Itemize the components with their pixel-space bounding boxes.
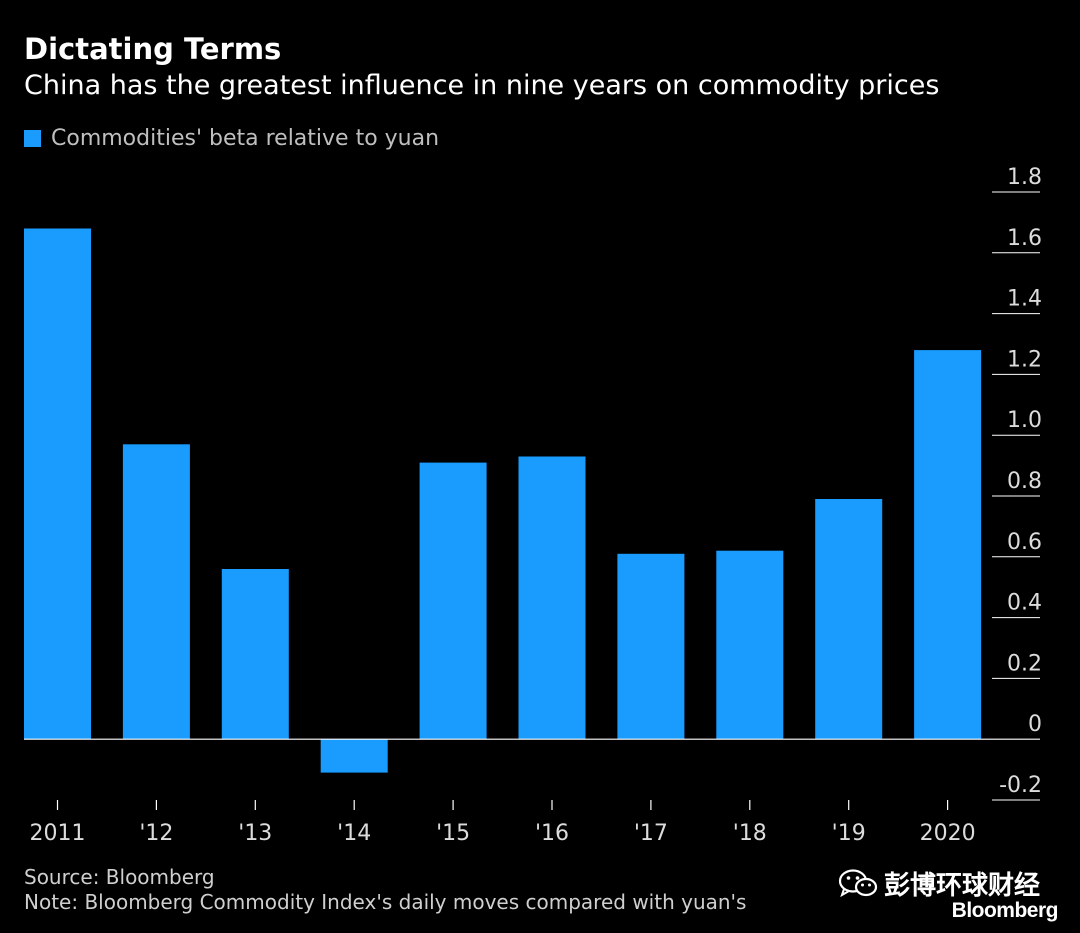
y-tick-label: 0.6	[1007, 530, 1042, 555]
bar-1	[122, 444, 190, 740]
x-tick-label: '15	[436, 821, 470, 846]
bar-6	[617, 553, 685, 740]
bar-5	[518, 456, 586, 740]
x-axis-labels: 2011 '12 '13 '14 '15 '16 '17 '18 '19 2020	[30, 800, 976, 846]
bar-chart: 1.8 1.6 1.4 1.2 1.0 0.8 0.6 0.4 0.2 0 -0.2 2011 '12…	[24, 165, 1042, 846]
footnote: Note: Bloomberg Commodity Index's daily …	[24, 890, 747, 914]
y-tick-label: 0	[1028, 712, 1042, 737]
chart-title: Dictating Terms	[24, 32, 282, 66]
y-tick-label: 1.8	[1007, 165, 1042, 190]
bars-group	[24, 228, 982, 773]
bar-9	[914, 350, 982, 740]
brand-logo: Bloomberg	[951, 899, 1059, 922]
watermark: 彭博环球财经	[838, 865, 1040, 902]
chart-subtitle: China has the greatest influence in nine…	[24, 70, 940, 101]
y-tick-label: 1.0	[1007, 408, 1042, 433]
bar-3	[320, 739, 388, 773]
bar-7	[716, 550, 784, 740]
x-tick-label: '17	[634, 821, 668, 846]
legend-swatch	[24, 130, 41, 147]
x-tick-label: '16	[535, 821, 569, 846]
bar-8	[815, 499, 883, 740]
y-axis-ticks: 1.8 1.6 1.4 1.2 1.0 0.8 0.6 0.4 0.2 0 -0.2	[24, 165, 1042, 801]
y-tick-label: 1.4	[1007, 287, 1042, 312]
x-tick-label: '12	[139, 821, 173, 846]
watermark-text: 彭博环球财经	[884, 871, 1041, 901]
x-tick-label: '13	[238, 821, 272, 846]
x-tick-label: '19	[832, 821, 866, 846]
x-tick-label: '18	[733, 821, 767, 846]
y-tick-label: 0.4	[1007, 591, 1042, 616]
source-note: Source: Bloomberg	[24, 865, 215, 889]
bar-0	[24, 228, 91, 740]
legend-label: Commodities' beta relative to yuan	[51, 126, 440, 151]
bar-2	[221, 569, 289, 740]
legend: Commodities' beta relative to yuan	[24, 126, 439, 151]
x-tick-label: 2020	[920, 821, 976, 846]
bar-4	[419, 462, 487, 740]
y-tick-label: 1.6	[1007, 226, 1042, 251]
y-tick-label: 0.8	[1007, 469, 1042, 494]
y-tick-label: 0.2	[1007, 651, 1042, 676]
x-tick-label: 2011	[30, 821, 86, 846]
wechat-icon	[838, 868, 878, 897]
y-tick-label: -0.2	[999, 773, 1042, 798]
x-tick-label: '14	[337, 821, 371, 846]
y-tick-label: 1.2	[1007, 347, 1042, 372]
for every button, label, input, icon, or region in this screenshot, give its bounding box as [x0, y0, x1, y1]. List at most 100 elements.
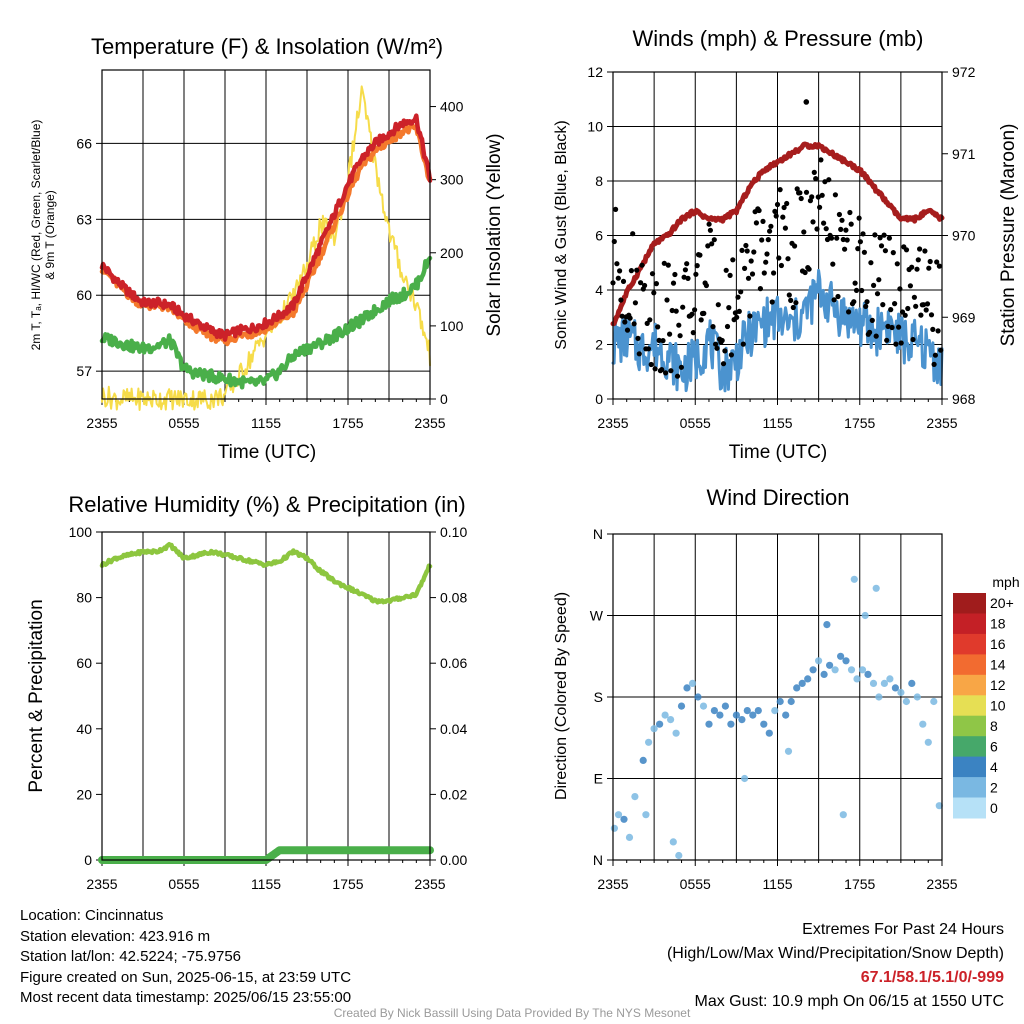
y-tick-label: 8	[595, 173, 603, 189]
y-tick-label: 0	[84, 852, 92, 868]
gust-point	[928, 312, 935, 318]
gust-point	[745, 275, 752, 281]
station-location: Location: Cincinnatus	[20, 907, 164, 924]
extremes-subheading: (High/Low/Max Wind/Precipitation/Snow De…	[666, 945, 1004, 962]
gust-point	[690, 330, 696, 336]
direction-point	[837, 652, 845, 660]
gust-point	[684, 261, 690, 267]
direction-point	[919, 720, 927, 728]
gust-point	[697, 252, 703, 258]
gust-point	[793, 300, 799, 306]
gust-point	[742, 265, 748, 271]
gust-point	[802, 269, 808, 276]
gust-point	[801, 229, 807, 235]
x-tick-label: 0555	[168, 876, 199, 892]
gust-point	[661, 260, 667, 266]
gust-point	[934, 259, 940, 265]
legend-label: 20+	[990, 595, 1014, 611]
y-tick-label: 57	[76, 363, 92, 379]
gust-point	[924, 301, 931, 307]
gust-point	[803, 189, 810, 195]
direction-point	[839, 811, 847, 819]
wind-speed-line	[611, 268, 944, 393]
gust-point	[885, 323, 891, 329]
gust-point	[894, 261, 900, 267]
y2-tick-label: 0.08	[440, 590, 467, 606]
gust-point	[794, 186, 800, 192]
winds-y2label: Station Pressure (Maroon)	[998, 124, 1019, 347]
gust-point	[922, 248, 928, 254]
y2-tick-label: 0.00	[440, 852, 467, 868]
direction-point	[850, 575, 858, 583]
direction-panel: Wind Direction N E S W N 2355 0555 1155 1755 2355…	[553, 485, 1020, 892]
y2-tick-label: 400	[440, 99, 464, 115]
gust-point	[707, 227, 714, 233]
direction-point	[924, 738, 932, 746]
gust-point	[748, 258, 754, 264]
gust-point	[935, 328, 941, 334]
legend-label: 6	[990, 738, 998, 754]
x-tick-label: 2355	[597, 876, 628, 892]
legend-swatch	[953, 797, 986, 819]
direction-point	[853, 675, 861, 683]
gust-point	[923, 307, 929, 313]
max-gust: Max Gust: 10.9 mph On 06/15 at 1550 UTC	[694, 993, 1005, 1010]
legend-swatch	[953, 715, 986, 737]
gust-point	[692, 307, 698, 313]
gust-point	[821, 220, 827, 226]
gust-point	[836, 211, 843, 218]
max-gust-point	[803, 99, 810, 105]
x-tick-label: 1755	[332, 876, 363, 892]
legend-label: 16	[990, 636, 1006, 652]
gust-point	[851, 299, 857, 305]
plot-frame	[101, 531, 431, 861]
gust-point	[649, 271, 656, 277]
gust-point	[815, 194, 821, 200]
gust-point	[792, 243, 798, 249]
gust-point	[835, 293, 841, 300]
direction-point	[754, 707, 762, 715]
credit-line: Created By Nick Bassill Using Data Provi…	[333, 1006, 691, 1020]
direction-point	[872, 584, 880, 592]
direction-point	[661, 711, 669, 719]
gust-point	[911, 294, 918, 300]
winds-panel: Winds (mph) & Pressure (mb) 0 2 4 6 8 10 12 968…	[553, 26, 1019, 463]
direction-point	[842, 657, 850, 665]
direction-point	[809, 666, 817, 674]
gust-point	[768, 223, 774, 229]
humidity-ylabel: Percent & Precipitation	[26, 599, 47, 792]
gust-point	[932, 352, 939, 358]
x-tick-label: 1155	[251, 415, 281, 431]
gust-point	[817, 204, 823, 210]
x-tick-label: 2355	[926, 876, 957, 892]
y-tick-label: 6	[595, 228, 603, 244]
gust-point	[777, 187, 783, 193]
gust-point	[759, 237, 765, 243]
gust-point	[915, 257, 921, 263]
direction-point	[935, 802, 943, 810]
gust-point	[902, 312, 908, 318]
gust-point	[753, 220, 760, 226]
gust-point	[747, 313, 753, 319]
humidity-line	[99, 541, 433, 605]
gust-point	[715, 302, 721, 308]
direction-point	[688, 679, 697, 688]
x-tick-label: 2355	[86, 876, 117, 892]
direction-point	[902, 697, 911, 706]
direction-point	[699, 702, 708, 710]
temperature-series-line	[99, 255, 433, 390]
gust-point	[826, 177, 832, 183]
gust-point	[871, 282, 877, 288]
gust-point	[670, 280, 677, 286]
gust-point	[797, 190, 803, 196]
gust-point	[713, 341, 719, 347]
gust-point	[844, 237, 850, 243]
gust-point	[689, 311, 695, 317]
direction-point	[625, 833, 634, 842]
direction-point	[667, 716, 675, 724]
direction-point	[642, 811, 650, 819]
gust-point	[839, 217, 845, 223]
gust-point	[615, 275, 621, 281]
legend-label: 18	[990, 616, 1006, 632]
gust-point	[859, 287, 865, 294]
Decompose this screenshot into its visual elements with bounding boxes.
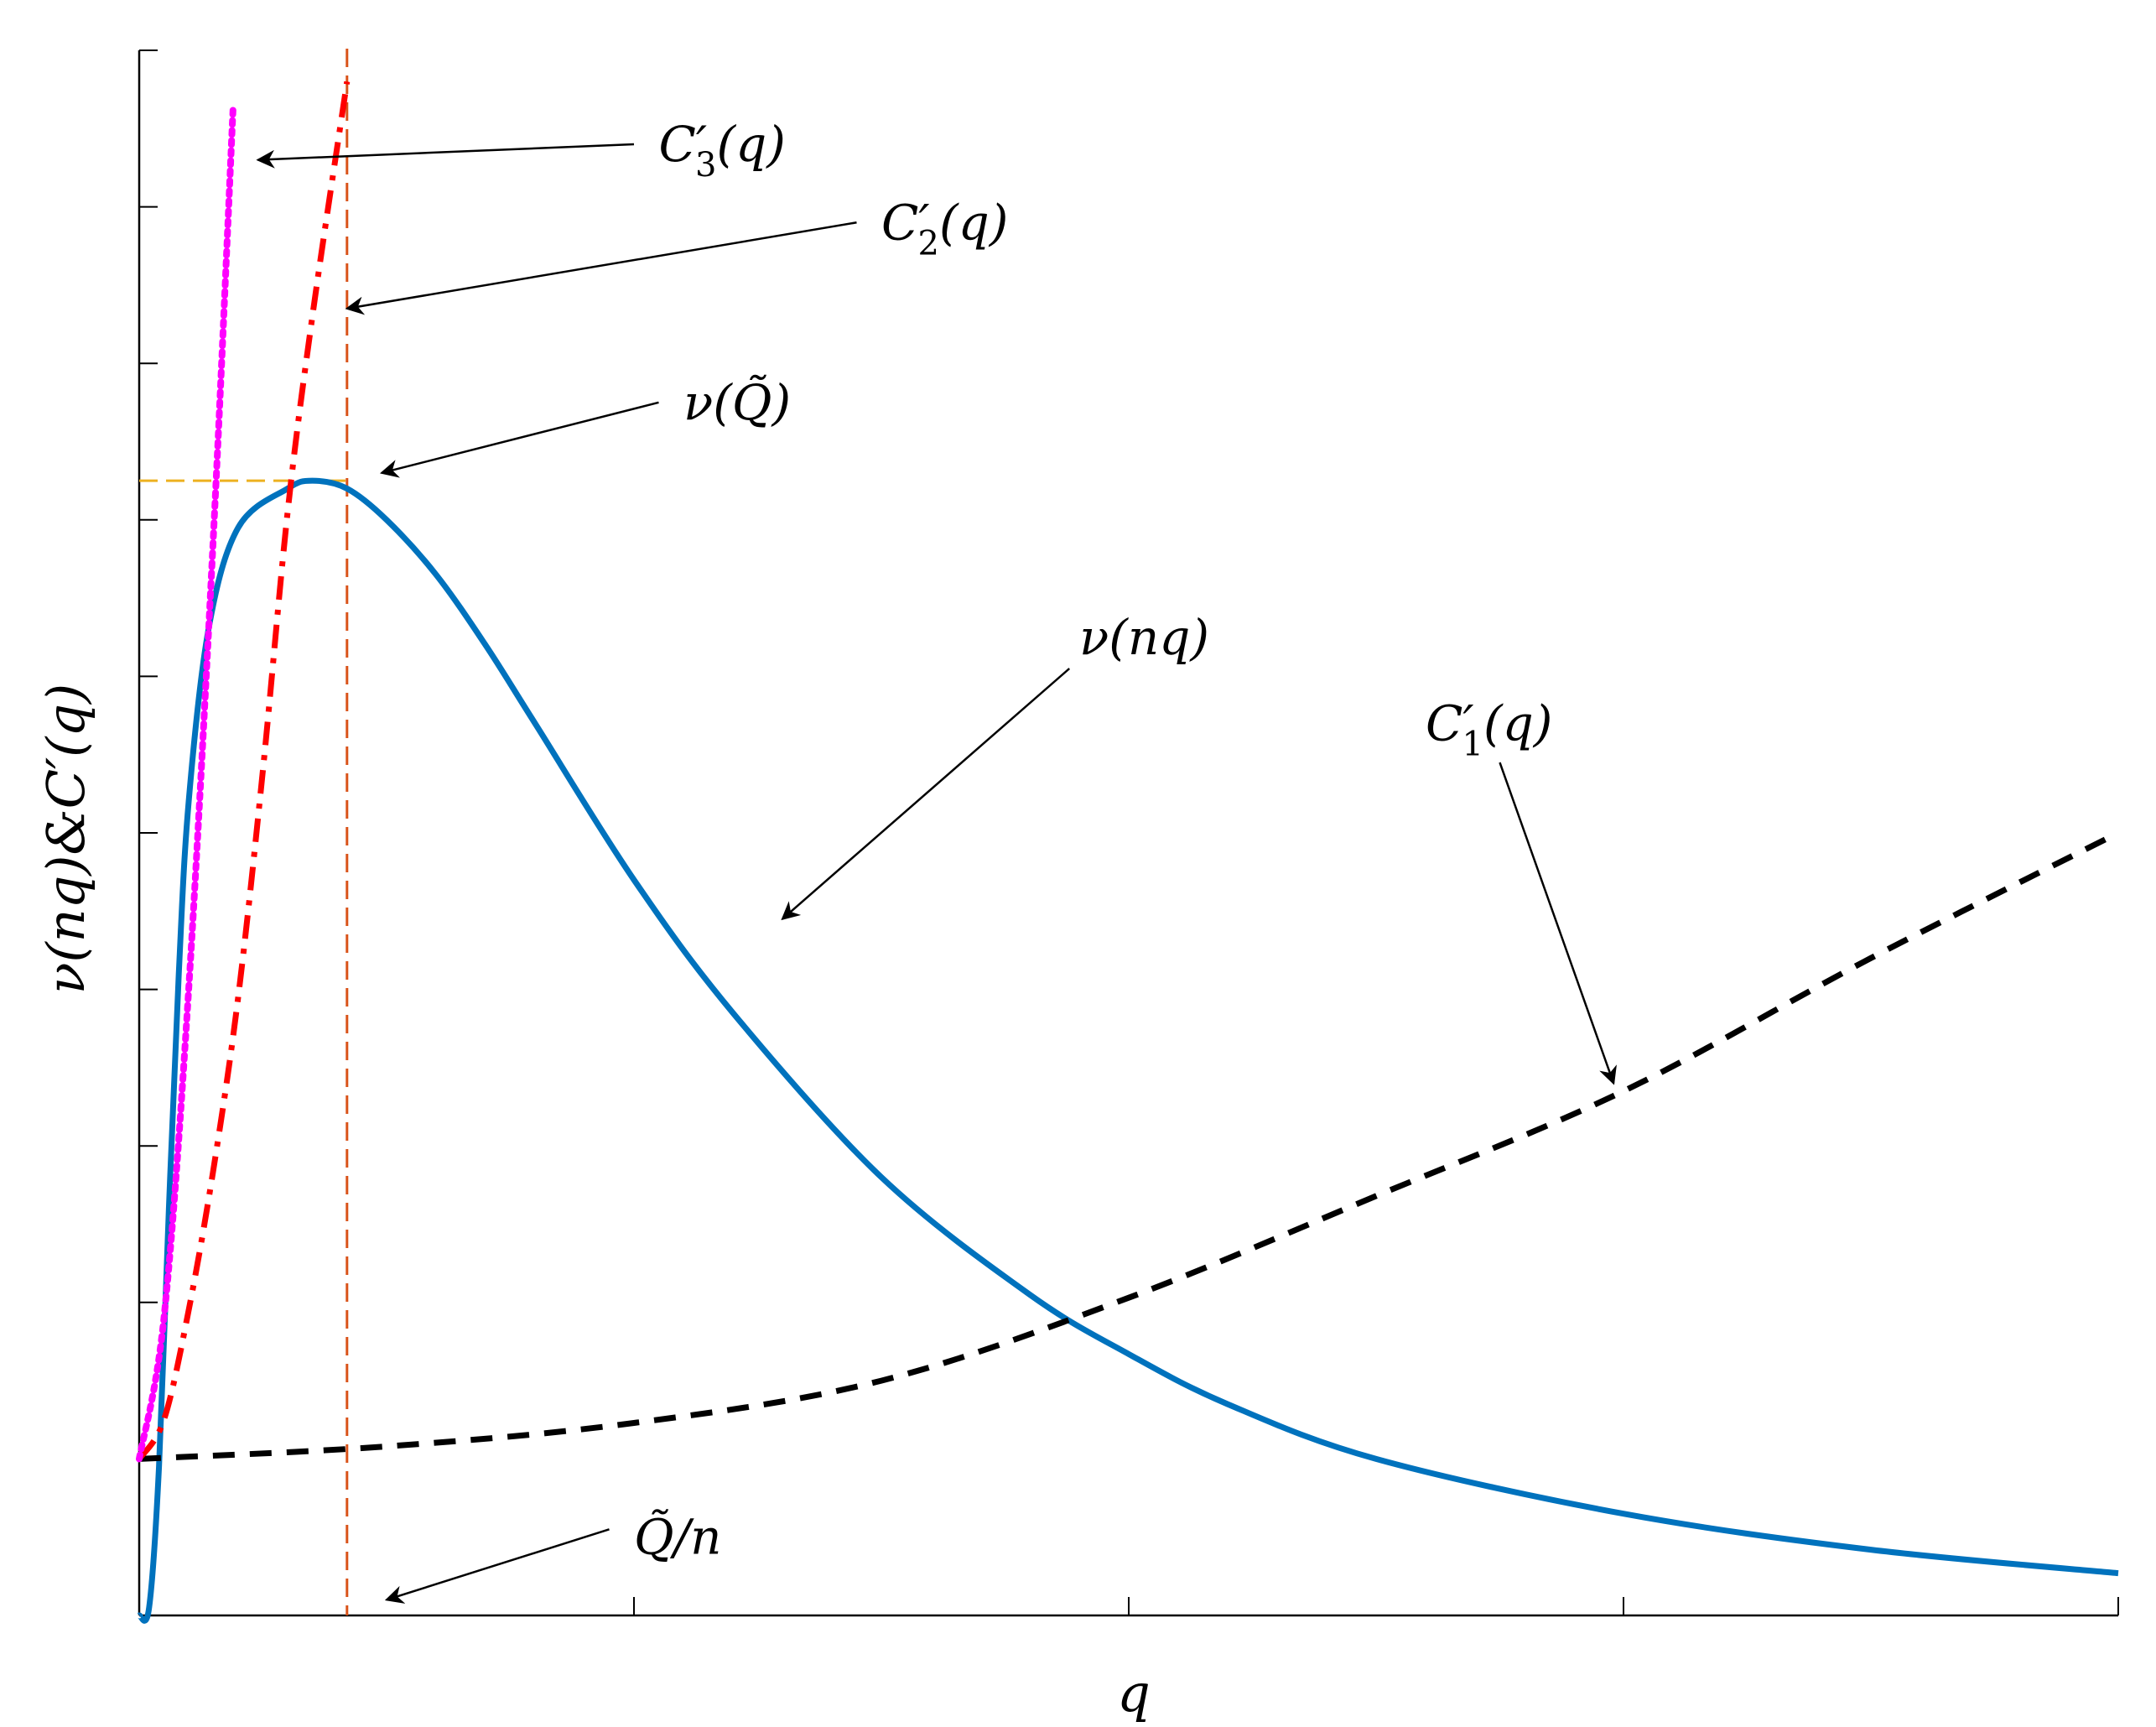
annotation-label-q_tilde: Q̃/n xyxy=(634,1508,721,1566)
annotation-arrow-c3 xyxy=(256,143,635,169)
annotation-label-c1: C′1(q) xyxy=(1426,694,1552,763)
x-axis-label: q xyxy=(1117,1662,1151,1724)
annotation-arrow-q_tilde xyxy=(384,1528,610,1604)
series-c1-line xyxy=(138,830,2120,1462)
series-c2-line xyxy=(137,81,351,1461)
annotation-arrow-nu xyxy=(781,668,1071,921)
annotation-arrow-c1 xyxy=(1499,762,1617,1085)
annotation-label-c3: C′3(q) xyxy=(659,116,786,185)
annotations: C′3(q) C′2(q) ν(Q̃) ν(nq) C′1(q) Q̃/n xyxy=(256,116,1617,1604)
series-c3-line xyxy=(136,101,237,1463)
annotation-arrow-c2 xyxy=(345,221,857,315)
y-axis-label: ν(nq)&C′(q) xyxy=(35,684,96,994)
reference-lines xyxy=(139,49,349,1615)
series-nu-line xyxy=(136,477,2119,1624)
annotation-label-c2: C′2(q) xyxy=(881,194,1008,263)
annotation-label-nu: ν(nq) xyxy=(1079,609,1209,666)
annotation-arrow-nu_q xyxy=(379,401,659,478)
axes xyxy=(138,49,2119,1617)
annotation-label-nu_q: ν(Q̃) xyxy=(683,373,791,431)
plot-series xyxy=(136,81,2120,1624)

——————————

Rewrite the entries from the line with "annotation-label-q_tilde: Q̃/n xyxy=(634,1508,721,1566)" up to and including the line with "series-c1-line xyxy=(138,830,2120,1462)", changing "annotation-arrow" to "annotation-pointer" and leaving everything else as it is.

▶ [Right answer]
annotation-label-q_tilde: Q̃/n xyxy=(634,1508,721,1566)
annotation-pointer-c3 xyxy=(256,143,635,169)
annotation-label-c1: C′1(q) xyxy=(1426,694,1552,763)
x-axis-label: q xyxy=(1117,1662,1151,1724)
annotation-pointer-q_tilde xyxy=(384,1528,610,1604)
series-c1-line xyxy=(138,830,2120,1462)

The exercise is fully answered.